#### TASK OBJECTIVE:
Do not include the pictures; repeat the rest of the data exactly.

#### RECORDS FOR THE EXERCISE:
_ _ _

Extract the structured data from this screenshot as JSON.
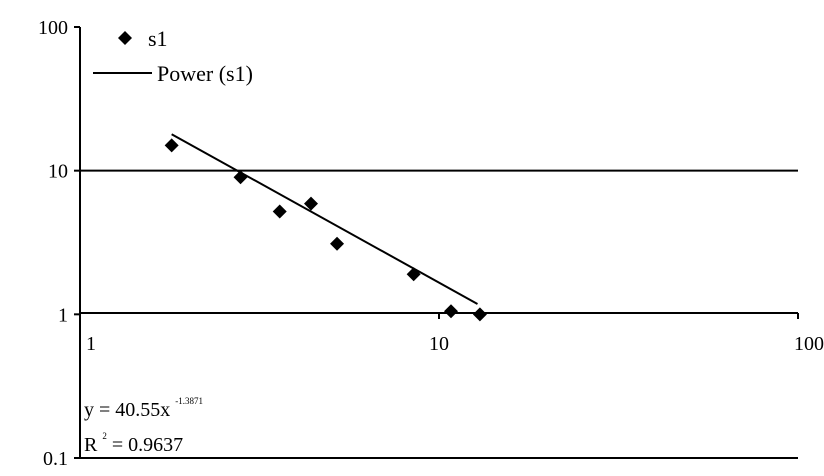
{
  "chart_data": {
    "type": "scatter",
    "x_scale": "log",
    "y_scale": "log",
    "xlim": [
      1,
      100
    ],
    "ylim": [
      0.1,
      100
    ],
    "x_ticks": [
      "1",
      "10",
      "100"
    ],
    "y_ticks": [
      "0.1",
      "1",
      "10",
      "100"
    ],
    "grid": "horizontal",
    "legend_position": "top-left",
    "series": [
      {
        "name": "s1",
        "marker": "diamond",
        "x": [
          1.8,
          2.8,
          3.6,
          4.4,
          5.2,
          8.5,
          10.8,
          13.0
        ],
        "y": [
          15,
          9.0,
          5.2,
          5.9,
          3.1,
          1.9,
          1.05,
          1.0
        ]
      }
    ],
    "trendline": {
      "name": "Power (s1)",
      "type": "power",
      "x_range": [
        1.8,
        12.8
      ],
      "equation_prefix": "y = 40.55x",
      "equation_exponent": "-1.3871",
      "r2_label": "R",
      "r2_sup": "2",
      "r2_value": " = 0.9637"
    }
  }
}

_ _ _

#### EXERCISE ANSWER:
Extract the structured data from this screenshot as JSON.
{
  "chart_data": {
    "type": "scatter",
    "x_scale": "log",
    "y_scale": "log",
    "xlim": [
      1,
      100
    ],
    "ylim": [
      0.1,
      100
    ],
    "x_ticks": [
      "1",
      "10",
      "100"
    ],
    "y_ticks": [
      "0.1",
      "1",
      "10",
      "100"
    ],
    "grid": "horizontal",
    "legend_position": "top-left",
    "series": [
      {
        "name": "s1",
        "marker": "diamond",
        "x": [
          1.8,
          2.8,
          3.6,
          4.4,
          5.2,
          8.5,
          10.8,
          13.0
        ],
        "y": [
          15,
          9.0,
          5.2,
          5.9,
          3.1,
          1.9,
          1.05,
          1.0
        ]
      }
    ],
    "trendline": {
      "name": "Power (s1)",
      "type": "power",
      "x_range": [
        1.8,
        12.8
      ],
      "equation_prefix": "y = 40.55x",
      "equation_exponent": "-1.3871",
      "r2_label": "R",
      "r2_sup": "2",
      "r2_value": " = 0.9637"
    }
  }
}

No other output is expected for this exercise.